REQUIREMENT
Read the lines that follow and pick out every one containing the word "screenshot".

>> Begin RECORDS PROVIDED

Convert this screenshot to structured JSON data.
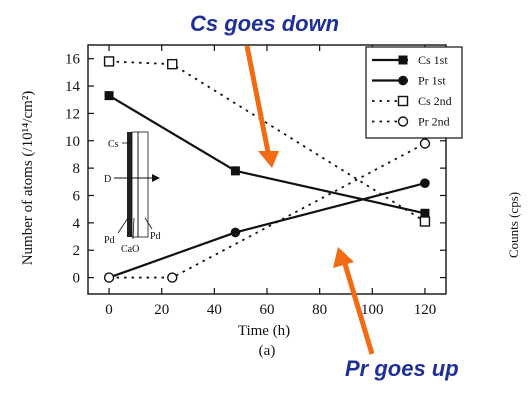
{
  "chart_data": {
    "type": "line",
    "xlabel": "Time (h)",
    "ylabel": "Number of atoms (/10¹⁴/cm²)",
    "xlim": [
      -8,
      128
    ],
    "ylim": [
      -1.2,
      17
    ],
    "x_ticks": [
      0,
      20,
      40,
      60,
      80,
      100,
      120
    ],
    "y_ticks": [
      0,
      2,
      4,
      6,
      8,
      10,
      12,
      14,
      16
    ],
    "grid": false,
    "legend_position": "top-right",
    "sublabel": "(a)",
    "series": [
      {
        "name": "Cs 1st",
        "style": "solid",
        "marker": "filled-square",
        "x": [
          0,
          48,
          120
        ],
        "y": [
          13.3,
          7.8,
          4.7
        ]
      },
      {
        "name": "Pr 1st",
        "style": "solid",
        "marker": "filled-circle",
        "x": [
          0,
          48,
          120
        ],
        "y": [
          0,
          3.3,
          6.9
        ]
      },
      {
        "name": "Cs 2nd",
        "style": "dotted",
        "marker": "open-square",
        "x": [
          0,
          24,
          120
        ],
        "y": [
          15.8,
          15.6,
          4.1
        ]
      },
      {
        "name": "Pr 2nd",
        "style": "dotted",
        "marker": "open-circle",
        "x": [
          0,
          24,
          120
        ],
        "y": [
          0,
          0,
          9.8
        ]
      }
    ]
  },
  "annotations": {
    "cs": "Cs goes down",
    "pr": "Pr goes up",
    "accent_color": "#f26a12",
    "text_color": "#1f2f9a"
  },
  "inset": {
    "cs": "Cs",
    "d": "D",
    "pd_left": "Pd",
    "pd_right": "Pd",
    "cao": "CaO"
  },
  "right_cut_label": "Counts (cps)"
}
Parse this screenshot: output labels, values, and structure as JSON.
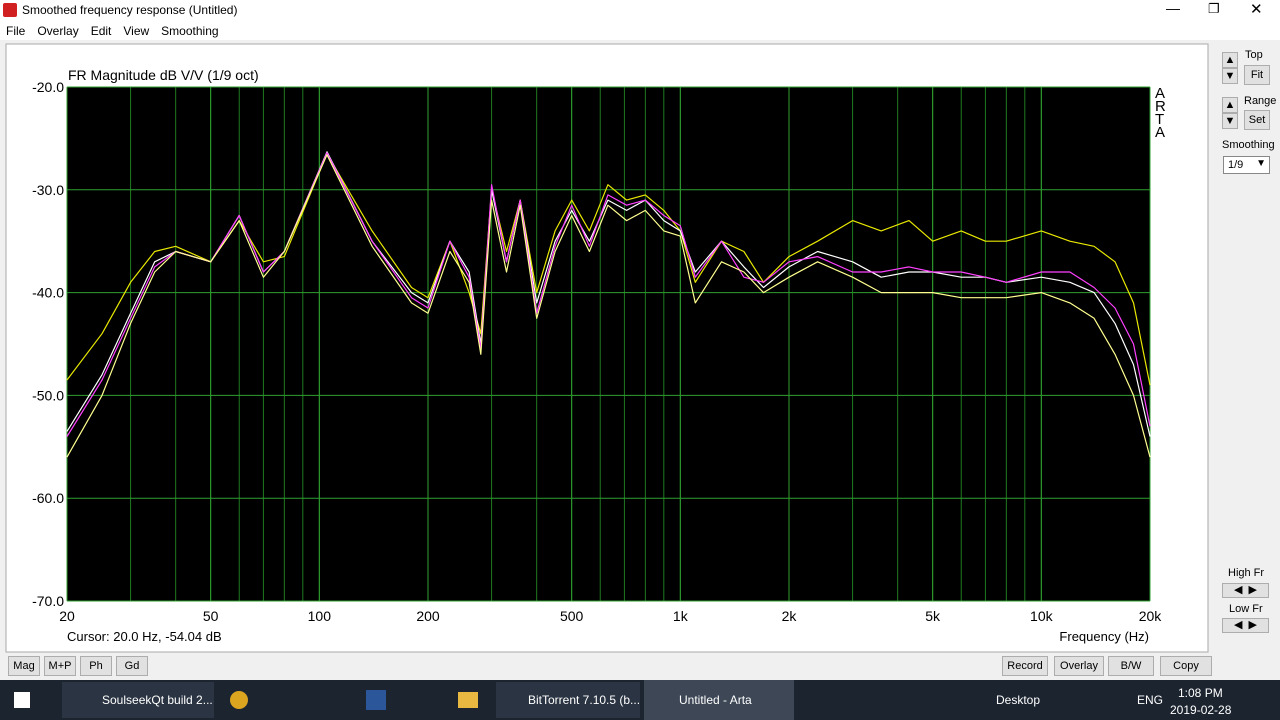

>> End RECORDS PROVIDED

RESULT OF THE EXERCISE
Convert this screenshot to structured JSON data.
Parse this screenshot: output labels, values, and structure as JSON.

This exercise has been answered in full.